How many lines of the records below contain the word "selected"? Answer with the number alone.

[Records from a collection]
= = = = =
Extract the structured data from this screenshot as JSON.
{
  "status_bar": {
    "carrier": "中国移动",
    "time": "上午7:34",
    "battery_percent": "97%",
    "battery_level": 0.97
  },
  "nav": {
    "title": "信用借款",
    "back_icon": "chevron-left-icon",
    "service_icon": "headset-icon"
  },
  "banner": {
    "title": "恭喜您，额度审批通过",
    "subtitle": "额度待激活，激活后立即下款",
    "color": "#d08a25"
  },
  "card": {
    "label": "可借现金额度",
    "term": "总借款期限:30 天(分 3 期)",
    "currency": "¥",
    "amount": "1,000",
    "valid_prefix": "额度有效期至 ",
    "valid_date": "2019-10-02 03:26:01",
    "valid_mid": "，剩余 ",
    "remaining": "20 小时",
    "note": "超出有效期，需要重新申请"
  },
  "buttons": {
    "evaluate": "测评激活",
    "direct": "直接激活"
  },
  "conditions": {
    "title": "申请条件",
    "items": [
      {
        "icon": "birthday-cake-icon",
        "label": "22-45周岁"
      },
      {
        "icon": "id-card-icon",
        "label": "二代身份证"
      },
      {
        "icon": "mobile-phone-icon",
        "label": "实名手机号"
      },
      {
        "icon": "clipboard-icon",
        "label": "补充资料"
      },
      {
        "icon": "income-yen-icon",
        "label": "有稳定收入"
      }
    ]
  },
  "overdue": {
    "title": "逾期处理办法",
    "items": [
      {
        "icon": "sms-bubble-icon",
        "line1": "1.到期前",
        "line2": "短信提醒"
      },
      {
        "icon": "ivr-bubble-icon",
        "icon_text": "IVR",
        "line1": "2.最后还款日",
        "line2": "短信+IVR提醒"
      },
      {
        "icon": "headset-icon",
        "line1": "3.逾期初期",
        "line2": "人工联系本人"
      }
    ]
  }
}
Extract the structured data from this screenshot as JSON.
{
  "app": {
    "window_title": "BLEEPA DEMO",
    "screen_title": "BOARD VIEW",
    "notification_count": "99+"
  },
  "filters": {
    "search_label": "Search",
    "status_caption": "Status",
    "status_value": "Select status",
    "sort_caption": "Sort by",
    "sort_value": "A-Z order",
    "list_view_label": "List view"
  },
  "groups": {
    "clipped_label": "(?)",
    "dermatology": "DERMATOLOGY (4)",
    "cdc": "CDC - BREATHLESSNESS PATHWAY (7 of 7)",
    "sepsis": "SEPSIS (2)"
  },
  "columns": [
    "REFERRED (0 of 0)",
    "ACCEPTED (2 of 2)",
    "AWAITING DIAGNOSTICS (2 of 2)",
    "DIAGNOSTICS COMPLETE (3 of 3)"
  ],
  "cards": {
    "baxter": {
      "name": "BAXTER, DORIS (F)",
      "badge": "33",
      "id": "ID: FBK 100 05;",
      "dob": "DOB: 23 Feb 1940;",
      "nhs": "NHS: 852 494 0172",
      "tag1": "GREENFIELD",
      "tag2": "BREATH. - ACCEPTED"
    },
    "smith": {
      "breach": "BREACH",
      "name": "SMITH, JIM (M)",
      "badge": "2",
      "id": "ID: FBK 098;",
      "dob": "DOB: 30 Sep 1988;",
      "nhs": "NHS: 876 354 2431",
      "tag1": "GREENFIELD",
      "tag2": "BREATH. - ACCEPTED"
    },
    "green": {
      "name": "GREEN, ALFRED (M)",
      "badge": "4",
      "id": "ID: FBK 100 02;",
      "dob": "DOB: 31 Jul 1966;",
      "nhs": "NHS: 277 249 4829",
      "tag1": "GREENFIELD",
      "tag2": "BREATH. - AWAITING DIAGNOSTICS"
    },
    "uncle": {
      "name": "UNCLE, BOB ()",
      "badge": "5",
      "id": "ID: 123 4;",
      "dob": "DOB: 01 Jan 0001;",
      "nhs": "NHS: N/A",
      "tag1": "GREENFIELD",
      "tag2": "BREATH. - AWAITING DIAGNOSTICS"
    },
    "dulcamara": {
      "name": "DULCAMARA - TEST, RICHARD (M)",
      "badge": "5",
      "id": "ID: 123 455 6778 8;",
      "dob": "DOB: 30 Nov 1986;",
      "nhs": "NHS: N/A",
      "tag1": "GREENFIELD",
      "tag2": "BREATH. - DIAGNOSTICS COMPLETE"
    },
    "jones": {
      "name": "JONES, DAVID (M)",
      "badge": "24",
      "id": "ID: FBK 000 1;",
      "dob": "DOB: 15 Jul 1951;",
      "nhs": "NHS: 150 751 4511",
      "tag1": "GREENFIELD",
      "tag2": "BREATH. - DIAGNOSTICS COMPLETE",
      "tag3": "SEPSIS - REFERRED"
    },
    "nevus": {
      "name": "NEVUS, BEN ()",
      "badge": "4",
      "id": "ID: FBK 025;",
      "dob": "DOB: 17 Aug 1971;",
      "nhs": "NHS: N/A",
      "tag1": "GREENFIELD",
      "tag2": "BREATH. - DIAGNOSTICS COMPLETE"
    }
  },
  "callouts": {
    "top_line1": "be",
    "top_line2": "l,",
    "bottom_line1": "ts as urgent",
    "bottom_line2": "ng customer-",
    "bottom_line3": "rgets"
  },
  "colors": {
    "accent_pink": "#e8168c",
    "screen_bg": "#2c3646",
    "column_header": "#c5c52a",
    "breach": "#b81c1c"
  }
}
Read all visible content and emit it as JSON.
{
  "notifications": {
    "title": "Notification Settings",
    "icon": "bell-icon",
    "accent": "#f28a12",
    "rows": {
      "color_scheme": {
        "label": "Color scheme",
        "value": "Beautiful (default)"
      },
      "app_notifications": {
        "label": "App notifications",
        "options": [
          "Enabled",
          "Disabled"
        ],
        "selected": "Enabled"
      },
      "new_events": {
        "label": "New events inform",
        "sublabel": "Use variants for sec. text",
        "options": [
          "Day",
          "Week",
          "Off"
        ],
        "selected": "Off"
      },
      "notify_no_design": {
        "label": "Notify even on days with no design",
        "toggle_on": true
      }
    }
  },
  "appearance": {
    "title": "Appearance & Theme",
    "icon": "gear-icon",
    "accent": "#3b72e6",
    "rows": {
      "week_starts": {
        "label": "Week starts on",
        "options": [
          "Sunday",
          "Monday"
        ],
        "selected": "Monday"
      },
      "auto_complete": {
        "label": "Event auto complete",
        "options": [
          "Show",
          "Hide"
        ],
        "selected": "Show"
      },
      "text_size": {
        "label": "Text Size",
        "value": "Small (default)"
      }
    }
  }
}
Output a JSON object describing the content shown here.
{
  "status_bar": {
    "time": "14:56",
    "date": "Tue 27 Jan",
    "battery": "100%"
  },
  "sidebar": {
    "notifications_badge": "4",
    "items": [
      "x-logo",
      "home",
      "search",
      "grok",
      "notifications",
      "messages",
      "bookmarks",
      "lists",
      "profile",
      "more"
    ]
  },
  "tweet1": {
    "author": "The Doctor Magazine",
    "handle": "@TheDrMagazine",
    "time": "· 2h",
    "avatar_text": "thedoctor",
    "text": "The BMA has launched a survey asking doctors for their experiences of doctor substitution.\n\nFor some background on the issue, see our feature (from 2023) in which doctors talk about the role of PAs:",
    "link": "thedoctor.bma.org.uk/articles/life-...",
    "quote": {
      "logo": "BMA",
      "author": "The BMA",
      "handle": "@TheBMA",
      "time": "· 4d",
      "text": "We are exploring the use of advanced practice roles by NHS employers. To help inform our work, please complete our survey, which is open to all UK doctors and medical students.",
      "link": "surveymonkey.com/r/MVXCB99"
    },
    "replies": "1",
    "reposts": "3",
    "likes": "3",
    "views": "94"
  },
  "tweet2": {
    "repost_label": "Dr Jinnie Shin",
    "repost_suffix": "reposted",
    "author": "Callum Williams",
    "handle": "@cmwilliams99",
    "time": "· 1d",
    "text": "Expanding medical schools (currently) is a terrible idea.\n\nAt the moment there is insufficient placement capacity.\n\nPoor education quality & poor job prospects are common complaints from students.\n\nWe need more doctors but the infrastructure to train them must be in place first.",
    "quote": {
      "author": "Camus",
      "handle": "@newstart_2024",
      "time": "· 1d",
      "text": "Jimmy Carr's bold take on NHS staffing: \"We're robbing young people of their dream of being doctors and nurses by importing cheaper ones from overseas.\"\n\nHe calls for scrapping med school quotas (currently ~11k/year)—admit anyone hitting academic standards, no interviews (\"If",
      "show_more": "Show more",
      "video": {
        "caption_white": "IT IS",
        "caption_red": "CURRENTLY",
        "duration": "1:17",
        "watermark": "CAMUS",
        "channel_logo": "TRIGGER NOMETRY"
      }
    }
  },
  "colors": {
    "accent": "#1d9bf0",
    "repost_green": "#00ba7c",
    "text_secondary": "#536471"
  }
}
= = = = =
* _Exercise response_
4